◆ Problem to solve
Skip any picture you find and retype all the remaining lines exactly.

◆ Records for the task

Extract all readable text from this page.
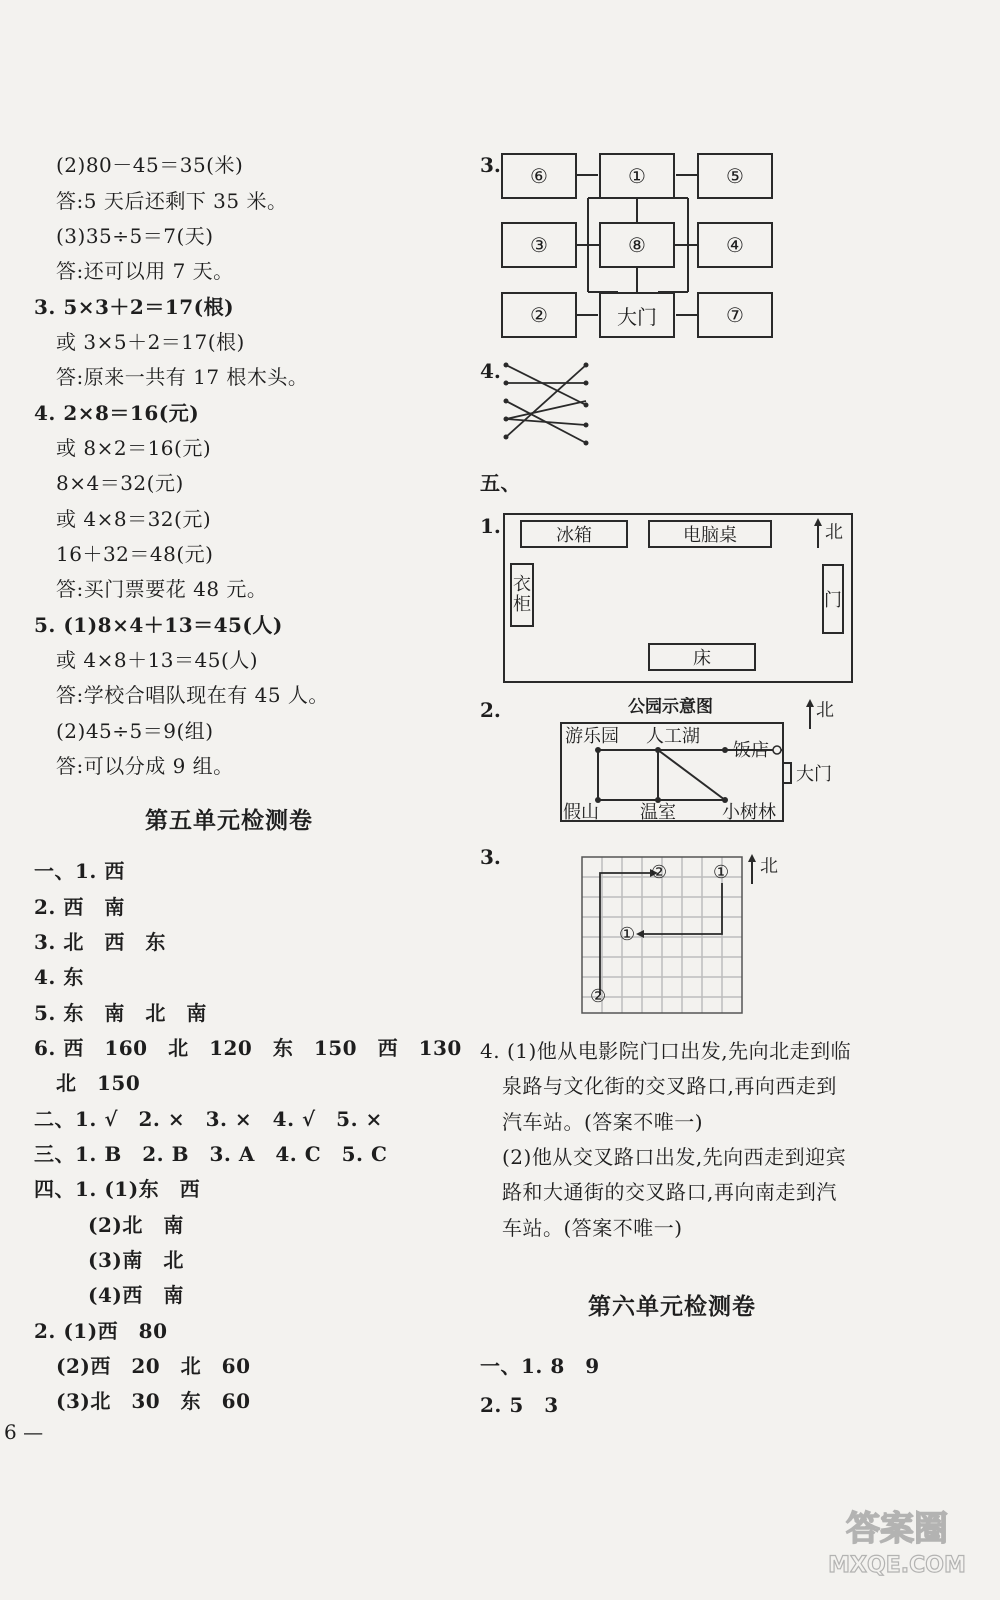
(2)80－45＝35(米)
答:5 天后还剩下 35 米。
(3)35÷5＝7(天)
答:还可以用 7 天。
3. 5×3＋2＝17(根)
或 3×5＋2＝17(根)
答:原来一共有 17 根木头。
4. 2×8＝16(元)
或 8×2＝16(元)
8×4＝32(元)
或 4×8＝32(元)
16＋32＝48(元)
答:买门票要花 48 元。
5. (1)8×4＋13＝45(人)
或 4×8＋13＝45(人)
答:学校合唱队现在有 45 人。
(2)45÷5＝9(组)
答:可以分成 9 组。
第五单元检测卷
一、1. 西
2. 西　南
3. 北　西　东
4. 东
5. 东　南　北　南
6. 西　160　北　120　东　150　西　130
北　150
二、1. √　2. ×　3. ×　4. √　5. ×
三、1. B　2. B　3. A　4. C　5. C
四、1. (1)东　西
(2)北　南
(3)南　北
(4)西　南
2. (1)西　80
(2)西　20　北　60
(3)北　30　东　60
6 —
3.	⑥	①	⑤
③	⑧	④
②	大门	⑦
4.
五、
1.	冰箱	电脑桌
衣柜	门
床
北
2.	公园示意图	北
游乐园 人工湖
饭店
大门
假山 温室	小树林
3.
②	①
①
②
北
4. (1)他从电影院门口出发,先向北走到临
泉路与文化街的交叉路口,再向西走到
汽车站。(答案不唯一)
(2)他从交叉路口出发,先向西走到迎宾
路和大通街的交叉路口,再向南走到汽
车站。(答案不唯一)
第六单元检测卷
一、1. 8　9
2. 5　3
答案圈
MXQE.COM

◆ Finished exercise
Extract all readable text from this page.
(2)80－45＝35(米)
答:5 天后还剩下 35 米。
(3)35÷5＝7(天)
答:还可以用 7 天。
3. 5×3＋2＝17(根)
或 3×5＋2＝17(根)
答:原来一共有 17 根木头。
4. 2×8＝16(元)
或 8×2＝16(元)
8×4＝32(元)
或 4×8＝32(元)
16＋32＝48(元)
答:买门票要花 48 元。
5. (1)8×4＋13＝45(人)
或 4×8＋13＝45(人)
答:学校合唱队现在有 45 人。
(2)45÷5＝9(组)
答:可以分成 9 组。
第五单元检测卷
一、1. 西
2. 西　南
3. 北　西　东
4. 东
5. 东　南　北　南
6. 西　160　北　120　东　150　西　130
北　150
二、1. √　2. ×　3. ×　4. √　5. ×
三、1. B　2. B　3. A　4. C　5. C
四、1. (1)东　西
(2)北　南
(3)南　北
(4)西　南
2. (1)西　80
(2)西　20　北　60
(3)北　30　东　60
6 —
3.	⑥	①	⑤
③	⑧	④
②	大门	⑦
4.
五、
1.	冰箱	电脑桌
衣柜	门
床
北
2.	公园示意图	北
游乐园 人工湖
饭店
大门
假山 温室	小树林
3.
②	①
①
②
北
4. (1)他从电影院门口出发,先向北走到临
泉路与文化街的交叉路口,再向西走到
汽车站。(答案不唯一)
(2)他从交叉路口出发,先向西走到迎宾
路和大通街的交叉路口,再向南走到汽
车站。(答案不唯一)
第六单元检测卷
一、1. 8　9
2. 5　3
答案圈
MXQE.COM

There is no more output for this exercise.